CLIENT_ID = secrets["clientId"]
CLIENT_SECRET = secrets["secret"]

auth_provider = PlainTextAuthProvider(CLIENT_ID, CLIENT_SECRET)
cluster = Cluster(cloud=cloud_config, auth_provider=auth_provider)
session = cluster.connect()

row = session.execute("select release_version from system.local").one()
if row:
  print(row[0])
else:
  print("An error occurred.")

4.0.0.6816


In [4]:
# Command to create keyspace in Cassandra
try:
    query = "create keyspace employee_management with replication = {'class' : 'SimpleStrategy', 'replication_factor' : 3}"
    session.execute(query)
    print("Keyspace Created Successfully !!")
except Exception as err:
    print("Exception Occured while creating Keyspace : ",err)

Exception Occured while creating Keyspace :  Error from server: code=2100 [Unauthorized] message="Missing correct permission on employee_management.: Keyspace management is currently only supported at https://astra.datastax.com/org/26610213-291f-49ca-98a6-afd40bbe998e/database/9e14f5d8-3e03-4cd1-a9eb-2dba6183a347"

[Layout element annotations]

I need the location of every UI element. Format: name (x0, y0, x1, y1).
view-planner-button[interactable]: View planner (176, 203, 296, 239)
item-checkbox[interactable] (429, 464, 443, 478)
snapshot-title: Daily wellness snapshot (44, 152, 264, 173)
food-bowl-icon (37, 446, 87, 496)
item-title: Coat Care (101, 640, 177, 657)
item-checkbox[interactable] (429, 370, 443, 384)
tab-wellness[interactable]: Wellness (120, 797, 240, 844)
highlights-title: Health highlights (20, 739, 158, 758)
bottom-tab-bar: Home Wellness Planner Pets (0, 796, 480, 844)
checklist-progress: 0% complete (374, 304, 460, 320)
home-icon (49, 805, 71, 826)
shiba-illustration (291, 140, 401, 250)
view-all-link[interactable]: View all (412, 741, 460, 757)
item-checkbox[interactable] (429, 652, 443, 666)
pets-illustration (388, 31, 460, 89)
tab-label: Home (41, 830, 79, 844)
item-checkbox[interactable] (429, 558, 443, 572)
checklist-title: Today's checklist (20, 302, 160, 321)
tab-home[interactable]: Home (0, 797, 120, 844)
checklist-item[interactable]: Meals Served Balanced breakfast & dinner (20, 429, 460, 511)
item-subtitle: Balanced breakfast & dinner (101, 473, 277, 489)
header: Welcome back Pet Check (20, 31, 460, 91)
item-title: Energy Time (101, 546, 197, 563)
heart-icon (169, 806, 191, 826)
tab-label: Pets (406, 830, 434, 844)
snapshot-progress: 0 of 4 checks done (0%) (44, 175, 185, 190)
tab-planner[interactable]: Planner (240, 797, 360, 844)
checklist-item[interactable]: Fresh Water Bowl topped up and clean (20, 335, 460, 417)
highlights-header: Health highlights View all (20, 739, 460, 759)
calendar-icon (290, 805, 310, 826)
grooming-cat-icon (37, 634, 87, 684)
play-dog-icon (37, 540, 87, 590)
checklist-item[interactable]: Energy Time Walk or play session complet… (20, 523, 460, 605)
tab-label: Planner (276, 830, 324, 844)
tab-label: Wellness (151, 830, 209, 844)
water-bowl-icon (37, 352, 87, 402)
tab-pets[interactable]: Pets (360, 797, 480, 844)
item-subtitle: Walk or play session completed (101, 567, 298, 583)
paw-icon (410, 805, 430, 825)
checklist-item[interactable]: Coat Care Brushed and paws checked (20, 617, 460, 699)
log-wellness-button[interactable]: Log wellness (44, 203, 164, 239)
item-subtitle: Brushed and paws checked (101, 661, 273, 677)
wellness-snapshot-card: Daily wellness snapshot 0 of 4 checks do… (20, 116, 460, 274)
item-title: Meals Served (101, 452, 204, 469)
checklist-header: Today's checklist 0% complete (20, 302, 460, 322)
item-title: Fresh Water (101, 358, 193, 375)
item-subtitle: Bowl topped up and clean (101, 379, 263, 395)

| Complete the following |
- A) What is the Spanish translation of the sentence "An error occurred." in the Cassandra code excerpt?
- B) Could you output the part of the Cassandra code excerpt that opens with the words containing "auth_provider = PlainTextAuthProvider(CLIENT_ID, CLIENT_SECRET)" and closes with "print(row[0])"?

| Complete answers |
- A) Se produjo un error.

- B)
auth_provider = PlainTextAuthProvider(CLIENT_ID, CLIENT_SECRET)
cluster = Cluster(cloud=cloud_config, auth_provider=auth_provider)
session = cluster.connect()

row = session.execute("select release_version from system.local").one()
if row:
  print(row[0])